Among the lines of these entries, how many hold the word "page"? State only the number.
── Extracted material ──
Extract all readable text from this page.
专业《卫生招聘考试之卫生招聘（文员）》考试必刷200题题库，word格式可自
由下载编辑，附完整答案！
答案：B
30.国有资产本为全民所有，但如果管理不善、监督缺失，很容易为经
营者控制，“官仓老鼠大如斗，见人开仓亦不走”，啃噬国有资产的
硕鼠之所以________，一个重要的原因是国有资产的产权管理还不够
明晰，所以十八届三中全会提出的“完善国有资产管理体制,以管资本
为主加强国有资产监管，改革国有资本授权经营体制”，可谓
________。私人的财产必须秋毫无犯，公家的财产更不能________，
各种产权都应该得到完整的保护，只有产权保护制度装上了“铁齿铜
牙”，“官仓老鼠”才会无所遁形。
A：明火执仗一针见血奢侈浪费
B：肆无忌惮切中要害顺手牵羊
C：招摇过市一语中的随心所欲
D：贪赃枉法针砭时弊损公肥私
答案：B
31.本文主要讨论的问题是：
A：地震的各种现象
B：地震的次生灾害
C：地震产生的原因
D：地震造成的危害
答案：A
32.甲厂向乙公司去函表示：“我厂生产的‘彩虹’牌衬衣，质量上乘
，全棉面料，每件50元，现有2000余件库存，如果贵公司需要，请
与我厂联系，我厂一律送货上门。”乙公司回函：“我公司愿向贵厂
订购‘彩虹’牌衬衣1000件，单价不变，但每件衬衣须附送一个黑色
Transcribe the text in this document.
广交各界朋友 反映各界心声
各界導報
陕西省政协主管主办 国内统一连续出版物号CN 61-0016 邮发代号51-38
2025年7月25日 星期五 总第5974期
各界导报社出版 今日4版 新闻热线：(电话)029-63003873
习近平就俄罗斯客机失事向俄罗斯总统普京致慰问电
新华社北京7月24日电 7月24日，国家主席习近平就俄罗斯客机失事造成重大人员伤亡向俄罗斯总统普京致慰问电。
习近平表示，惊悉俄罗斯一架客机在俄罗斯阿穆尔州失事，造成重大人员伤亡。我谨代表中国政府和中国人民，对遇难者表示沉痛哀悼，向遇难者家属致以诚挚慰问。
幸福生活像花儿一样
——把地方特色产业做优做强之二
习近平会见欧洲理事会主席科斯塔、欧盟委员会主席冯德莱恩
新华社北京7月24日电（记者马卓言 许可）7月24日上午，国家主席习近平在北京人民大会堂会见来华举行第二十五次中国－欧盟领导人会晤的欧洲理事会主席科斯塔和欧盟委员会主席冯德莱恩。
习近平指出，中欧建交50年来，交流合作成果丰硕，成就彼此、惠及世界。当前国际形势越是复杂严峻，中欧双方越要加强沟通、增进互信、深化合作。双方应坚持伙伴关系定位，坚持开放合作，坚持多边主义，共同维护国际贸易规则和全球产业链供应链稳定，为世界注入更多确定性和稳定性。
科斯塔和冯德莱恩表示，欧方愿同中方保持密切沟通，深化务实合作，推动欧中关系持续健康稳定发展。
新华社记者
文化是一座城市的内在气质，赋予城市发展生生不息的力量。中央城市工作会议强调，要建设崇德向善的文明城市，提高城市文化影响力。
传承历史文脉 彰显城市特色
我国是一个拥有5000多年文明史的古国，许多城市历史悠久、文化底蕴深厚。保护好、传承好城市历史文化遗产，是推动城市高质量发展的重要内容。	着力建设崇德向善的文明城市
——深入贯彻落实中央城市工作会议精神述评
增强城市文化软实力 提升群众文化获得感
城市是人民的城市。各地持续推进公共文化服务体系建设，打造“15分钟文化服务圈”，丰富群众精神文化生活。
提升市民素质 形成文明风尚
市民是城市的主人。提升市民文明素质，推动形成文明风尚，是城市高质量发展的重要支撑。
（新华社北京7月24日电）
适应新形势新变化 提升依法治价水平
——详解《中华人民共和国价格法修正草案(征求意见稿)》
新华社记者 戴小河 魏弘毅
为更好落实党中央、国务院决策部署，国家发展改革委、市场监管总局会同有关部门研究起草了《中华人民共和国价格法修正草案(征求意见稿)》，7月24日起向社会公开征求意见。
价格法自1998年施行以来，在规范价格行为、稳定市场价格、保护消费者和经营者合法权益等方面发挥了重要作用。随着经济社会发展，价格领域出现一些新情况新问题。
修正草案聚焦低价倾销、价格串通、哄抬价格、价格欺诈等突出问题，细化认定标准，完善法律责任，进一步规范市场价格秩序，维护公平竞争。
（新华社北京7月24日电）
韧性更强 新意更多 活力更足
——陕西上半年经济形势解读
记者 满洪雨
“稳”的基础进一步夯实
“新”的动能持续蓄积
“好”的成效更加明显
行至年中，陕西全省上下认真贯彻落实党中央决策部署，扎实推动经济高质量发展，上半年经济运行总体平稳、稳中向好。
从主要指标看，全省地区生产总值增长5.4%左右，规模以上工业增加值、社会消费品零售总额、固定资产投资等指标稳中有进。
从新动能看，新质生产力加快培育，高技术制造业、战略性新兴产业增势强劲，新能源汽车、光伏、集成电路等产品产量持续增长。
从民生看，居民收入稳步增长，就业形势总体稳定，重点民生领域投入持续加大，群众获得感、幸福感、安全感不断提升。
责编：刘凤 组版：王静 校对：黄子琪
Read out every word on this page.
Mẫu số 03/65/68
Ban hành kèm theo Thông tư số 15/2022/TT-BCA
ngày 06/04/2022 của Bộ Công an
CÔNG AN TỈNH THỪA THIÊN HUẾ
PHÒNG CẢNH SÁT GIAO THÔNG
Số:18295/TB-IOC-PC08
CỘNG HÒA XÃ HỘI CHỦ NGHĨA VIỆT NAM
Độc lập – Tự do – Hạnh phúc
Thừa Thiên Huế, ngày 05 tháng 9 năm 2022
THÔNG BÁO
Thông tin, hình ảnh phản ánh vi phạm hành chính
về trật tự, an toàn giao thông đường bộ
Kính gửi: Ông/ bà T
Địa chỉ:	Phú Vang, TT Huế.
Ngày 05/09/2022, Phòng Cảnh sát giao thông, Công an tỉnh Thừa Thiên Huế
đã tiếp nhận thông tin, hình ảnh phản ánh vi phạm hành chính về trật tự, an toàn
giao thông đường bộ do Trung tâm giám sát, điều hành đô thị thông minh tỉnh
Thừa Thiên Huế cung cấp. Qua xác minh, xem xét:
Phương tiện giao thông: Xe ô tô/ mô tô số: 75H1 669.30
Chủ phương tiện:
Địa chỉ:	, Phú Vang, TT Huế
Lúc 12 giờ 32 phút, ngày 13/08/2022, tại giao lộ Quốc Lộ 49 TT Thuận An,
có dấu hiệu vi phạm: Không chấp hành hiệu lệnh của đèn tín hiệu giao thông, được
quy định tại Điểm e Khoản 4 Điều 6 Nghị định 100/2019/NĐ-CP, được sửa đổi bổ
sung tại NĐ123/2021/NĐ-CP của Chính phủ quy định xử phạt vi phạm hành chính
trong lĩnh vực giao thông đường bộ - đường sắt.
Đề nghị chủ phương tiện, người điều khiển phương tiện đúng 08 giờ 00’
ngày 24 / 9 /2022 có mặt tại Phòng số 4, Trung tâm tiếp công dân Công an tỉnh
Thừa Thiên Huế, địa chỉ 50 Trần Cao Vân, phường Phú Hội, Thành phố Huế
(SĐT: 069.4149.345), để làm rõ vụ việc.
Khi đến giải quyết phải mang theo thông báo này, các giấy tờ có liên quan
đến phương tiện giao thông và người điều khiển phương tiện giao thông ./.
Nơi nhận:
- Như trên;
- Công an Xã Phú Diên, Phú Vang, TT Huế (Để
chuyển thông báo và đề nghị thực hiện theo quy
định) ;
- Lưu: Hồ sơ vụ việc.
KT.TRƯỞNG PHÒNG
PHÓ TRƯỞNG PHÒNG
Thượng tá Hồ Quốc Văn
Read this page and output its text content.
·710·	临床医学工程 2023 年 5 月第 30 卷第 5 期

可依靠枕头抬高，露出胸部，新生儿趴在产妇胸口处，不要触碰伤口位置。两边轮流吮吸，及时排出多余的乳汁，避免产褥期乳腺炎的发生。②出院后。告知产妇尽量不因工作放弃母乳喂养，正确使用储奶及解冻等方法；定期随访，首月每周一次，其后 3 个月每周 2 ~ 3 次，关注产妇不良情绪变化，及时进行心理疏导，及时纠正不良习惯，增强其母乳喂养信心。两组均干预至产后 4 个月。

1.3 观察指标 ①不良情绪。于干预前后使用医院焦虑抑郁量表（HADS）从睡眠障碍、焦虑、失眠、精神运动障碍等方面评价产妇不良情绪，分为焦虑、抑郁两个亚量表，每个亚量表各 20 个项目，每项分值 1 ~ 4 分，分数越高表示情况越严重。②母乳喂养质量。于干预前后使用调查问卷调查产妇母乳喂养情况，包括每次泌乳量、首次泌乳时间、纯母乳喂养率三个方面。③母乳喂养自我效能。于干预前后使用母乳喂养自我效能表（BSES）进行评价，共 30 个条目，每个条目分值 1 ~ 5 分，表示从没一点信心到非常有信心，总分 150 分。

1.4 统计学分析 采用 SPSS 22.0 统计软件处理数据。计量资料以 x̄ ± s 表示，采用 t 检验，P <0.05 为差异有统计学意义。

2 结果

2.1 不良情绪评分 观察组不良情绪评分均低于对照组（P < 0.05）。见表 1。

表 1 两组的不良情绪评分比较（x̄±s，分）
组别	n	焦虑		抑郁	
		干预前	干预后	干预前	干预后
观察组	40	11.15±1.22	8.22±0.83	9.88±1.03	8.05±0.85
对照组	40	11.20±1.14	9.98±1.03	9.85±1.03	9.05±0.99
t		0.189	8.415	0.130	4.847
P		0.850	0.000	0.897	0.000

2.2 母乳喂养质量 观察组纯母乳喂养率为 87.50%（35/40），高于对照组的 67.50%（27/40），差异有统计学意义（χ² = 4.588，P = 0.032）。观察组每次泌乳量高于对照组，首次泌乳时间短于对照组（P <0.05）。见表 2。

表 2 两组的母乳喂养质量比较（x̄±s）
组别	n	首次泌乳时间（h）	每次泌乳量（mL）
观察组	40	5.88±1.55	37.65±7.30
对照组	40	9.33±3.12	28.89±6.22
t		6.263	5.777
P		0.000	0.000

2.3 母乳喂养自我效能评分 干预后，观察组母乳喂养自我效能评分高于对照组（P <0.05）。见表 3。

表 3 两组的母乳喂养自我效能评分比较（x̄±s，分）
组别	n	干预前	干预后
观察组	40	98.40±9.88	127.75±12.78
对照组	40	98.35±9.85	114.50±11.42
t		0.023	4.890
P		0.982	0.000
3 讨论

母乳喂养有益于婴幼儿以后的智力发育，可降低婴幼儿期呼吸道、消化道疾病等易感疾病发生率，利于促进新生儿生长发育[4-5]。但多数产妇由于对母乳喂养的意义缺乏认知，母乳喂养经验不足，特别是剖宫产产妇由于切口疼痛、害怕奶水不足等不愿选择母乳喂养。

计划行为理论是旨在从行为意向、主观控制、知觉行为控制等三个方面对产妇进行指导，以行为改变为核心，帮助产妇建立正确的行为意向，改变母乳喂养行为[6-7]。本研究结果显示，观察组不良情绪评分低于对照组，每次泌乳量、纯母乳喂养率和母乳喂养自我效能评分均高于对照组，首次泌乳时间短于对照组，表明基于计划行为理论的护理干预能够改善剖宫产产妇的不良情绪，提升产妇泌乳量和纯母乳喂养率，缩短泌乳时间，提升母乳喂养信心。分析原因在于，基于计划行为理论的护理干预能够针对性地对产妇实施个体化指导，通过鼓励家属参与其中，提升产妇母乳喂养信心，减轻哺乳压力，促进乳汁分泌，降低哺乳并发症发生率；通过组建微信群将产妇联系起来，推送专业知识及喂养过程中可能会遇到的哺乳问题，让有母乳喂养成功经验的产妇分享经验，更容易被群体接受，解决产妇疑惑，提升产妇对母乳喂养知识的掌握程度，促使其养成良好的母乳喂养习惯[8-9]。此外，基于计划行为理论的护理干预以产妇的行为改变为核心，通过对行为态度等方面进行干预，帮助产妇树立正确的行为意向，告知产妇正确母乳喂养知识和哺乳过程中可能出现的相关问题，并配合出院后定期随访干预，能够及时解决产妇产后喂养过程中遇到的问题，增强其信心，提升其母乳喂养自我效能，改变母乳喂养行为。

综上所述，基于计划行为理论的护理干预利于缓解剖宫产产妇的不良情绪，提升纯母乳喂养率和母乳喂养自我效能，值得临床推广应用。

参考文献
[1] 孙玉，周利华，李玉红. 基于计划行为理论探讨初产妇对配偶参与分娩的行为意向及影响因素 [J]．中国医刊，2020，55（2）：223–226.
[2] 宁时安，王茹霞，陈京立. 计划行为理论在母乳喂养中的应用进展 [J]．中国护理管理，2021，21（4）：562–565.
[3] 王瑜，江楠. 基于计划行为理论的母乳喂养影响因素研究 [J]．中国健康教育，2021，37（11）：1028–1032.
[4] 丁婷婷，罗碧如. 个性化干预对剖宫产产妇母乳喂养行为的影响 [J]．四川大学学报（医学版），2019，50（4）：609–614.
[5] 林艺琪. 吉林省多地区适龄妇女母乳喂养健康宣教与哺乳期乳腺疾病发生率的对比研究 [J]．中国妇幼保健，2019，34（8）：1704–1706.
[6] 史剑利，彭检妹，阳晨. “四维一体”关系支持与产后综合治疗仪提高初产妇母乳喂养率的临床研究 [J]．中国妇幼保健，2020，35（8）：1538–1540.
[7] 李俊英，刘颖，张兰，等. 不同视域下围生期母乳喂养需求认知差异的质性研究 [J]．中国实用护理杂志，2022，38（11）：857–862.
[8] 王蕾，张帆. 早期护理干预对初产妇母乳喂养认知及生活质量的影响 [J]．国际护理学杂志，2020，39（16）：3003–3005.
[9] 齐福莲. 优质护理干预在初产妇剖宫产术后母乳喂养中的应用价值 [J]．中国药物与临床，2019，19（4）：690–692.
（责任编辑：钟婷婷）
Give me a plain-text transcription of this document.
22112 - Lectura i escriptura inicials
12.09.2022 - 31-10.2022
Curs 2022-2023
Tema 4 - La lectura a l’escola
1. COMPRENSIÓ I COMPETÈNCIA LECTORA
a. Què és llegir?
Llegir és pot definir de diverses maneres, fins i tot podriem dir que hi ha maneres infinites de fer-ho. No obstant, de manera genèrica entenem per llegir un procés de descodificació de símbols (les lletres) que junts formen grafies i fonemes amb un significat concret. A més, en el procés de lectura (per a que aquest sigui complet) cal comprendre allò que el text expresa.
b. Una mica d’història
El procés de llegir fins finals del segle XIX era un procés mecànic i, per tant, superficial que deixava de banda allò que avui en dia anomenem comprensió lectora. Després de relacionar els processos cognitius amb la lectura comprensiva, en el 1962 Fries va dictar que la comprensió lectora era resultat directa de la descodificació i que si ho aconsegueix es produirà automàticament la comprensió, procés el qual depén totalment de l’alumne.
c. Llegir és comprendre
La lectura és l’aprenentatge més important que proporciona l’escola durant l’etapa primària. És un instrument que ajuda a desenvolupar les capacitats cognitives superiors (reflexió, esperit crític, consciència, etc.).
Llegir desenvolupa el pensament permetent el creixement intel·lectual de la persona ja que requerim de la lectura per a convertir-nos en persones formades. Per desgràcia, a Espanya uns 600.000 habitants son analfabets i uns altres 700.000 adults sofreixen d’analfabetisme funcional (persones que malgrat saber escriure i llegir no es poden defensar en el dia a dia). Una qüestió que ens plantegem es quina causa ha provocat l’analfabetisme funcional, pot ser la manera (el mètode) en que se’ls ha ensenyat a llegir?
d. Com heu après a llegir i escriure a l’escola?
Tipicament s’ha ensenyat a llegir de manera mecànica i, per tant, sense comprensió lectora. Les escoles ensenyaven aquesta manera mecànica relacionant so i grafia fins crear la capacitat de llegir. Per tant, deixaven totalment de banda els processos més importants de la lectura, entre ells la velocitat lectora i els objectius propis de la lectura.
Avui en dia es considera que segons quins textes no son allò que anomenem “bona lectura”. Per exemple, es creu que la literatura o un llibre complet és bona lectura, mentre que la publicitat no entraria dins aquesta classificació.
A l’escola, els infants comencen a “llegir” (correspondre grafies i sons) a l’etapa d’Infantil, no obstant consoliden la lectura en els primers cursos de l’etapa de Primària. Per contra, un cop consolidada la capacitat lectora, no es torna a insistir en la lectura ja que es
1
───
*Problem solution*: 3